Relendo
alguns documentos no computador, reencontrei um texto, uma carta. Uma carta que
escrevi, em 2010, após uma visita na Bienal do Livro de São Paulo, de onde
trouxe um presente, um livro, para uma aluna. Uma senhora que fazia aulas
particulares comigo. Queria muito aprender a ler. Segundo as palavras dela “Eu
não sei ler. Eu não entendo o que leio. Não consigo ler um livro, porque não
entendo quase nada!”
Nossas
aulas não tinham um plano definido, como era de se esperar, pois em sala de
aula isto é necessário. Eu ia adaptando minhas aulas aos interesses dela, pois
uma mulher adulta, trabalhadora, tinha necessidades diferentes de um
adolescente.
Fui
assim, tentando, aos poucos, testando, inventando, criando, recriando, buscando,
desta forma, vencer a maior dificuldade da aluna: a certeza inabalável de que
não sabia ler, que não entenderia os livros.
Usei
vídeo filmagem para ela se ouvir lendo. Usei livro didático em alguns momentos.
Em outros usei panfletos da loja dela. Usamos recibos. Ela escreveu pequenos
textos. Lemos poemas. Notícias.
Entremeando
tudo isto, quando sentia vontade, dava um livro aqui, outro acolá. O primeiro
que dei, comprei na banca de revistas, não era evangélico, mas falava de
Cristo, o grande mestre. Dei o livro, com um “bilhete”, digitado no computador,
com palavras simples, que me vieram à mente. Foi muita emoção! Ela chorou, pois
estava a ponto de desistir das aulas, disse que isto que eu fiz foi um sinal!
Neste
dia, que comprei este livro para ela, comprei um para mim, que devorei.
Comentei deste livro com ela. Contei brevemente parte da história, mas sem
contar o final. Falei do autor, que eu conhecia desde a minha adolescência, do
porquê ele escreveu o tal livro. O livro? Quase memória de Carlos Heitor Cony.
Quando
dei o livro, que trouxe da bienal, Dias raros, de João Anzanello Carrascoza,
ela também se emocionou, pelo simples fato de eu ter feito este carinho, dado
este presente, ter pensado nela, enquanto me divertia na Bienal.

▶ Tarefas a realizar
A. Devolva, sem nenhuma alteração, o trecho do relato sobre as aulas de leitura que vai de "Em outros usei" até "Carlos Heitor Cony.", inclusive.
B. No relato sobre as aulas de leitura, qual é o título do livro de João Anzanello Carrascoza trazido da Bienal para a aluna?
C. Continue o relato sobre as aulas de leitura a partir do ponto em que ele termina.
As linhas não são necessárias para este exercício.

▶ Linhas fornecidas
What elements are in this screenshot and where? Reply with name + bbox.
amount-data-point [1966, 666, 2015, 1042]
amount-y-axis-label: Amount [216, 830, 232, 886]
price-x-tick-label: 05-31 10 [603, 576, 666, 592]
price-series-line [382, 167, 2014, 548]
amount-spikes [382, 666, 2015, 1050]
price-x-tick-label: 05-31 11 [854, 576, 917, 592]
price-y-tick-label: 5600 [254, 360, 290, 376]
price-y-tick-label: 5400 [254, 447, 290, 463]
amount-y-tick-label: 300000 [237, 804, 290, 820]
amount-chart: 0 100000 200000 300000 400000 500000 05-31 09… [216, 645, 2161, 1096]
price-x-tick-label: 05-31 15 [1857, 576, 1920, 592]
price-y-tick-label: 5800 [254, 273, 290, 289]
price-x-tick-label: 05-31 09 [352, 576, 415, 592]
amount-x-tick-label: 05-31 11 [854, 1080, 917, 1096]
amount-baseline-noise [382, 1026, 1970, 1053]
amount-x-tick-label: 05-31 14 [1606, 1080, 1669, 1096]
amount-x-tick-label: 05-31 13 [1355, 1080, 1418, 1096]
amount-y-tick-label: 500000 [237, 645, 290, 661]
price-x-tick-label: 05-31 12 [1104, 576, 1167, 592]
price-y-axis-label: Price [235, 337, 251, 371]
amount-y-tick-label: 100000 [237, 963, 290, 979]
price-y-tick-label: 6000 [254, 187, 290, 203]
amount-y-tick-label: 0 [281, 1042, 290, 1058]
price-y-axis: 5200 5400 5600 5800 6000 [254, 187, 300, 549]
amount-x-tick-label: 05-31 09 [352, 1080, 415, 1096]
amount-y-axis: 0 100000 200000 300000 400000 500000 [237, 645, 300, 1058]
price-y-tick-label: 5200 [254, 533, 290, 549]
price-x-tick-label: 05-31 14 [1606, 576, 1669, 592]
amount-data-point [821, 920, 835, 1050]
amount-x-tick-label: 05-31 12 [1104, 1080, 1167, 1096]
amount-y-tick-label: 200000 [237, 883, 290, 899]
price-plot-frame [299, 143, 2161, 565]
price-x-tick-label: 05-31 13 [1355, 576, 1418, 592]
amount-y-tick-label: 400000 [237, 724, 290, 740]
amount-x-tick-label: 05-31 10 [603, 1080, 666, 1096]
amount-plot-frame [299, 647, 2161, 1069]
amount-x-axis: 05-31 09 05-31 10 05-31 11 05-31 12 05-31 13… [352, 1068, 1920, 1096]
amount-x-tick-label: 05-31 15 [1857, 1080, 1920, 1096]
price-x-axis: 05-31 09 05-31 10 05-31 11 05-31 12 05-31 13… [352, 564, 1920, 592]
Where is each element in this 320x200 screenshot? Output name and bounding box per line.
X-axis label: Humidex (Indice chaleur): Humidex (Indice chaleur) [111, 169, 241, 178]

▶ Respostas do exercício
A.
Em outros usei panfletos da loja dela. Usamos recibos. Ela escreveu pequenos
textos. Lemos poemas. Notícias.
Entremeando
tudo isto, quando sentia vontade, dava um livro aqui, outro acolá. O primeiro
que dei, comprei na banca de revistas, não era evangélico, mas falava de
Cristo, o grande mestre. Dei o livro, com um “bilhete”, digitado no computador,
com palavras simples, que me vieram à mente. Foi muita emoção! Ela chorou, pois
estava a ponto de desistir das aulas, disse que isto que eu fiz foi um sinal!
Neste
dia, que comprei este livro para ela, comprei um para mim, que devorei.
Comentei deste livro com ela. Contei brevemente parte da história, mas sem
contar o final. Falei do autor, que eu conhecia desde a minha adolescência, do
porquê ele escreveu o tal livro. O livro? Quase memória de Carlos Heitor Cony.

B. Dias raros.

C.
Cada
um destes meus atos, destes livros teve respostas, inesperadas para mim. Mas
como foram importantes e decisivas para ela.
O
livro do Carrascoza trazia, entre os seus contos, um que falava de um menino de
interior, que chega na cidade grande. Ela se identificou demais com esta
história, com a descrição feita pelo autor. Me disse “Este livro fala da minha
vida!”
O
livro do Cony trouxe consigo uma promessa “Um dia eu vou ler este livro. A
senhora me empresta?”
Claro,
claro que emprestei. O resultado? Tempos depois, durante a leitura, ia me
contando partes da história. Ao falar de cada parte comentava o livro, a
linguagem utilizada pelo autor, as “minúcias” que ele descrevia ao falar de
lugares, de pessoas, de sentimentos.
As
aulas infelizmente foram descontinuadas devido a problemas de saúde de uma
pessoa da família dela, bem como aos compromissos que assumiu em virtude desta
doença.
Quais
os frutos destas aulas? Consegui(mos) que uma pessoa que tinha medo de ler,
lesse CINCO livros em menos de um ano. Que perdesse o medo paralisante de
escrever.
Ainda
a vejo, de vez em quando, nestes momentos vejo na sua mesa de trabalho sempre
um companheiro. Um companheiro que a acompanha no trabalho, em casa: um livro!
Como
diz o Cony no livro Quase memória “Fizemos grandes coisas hoje!”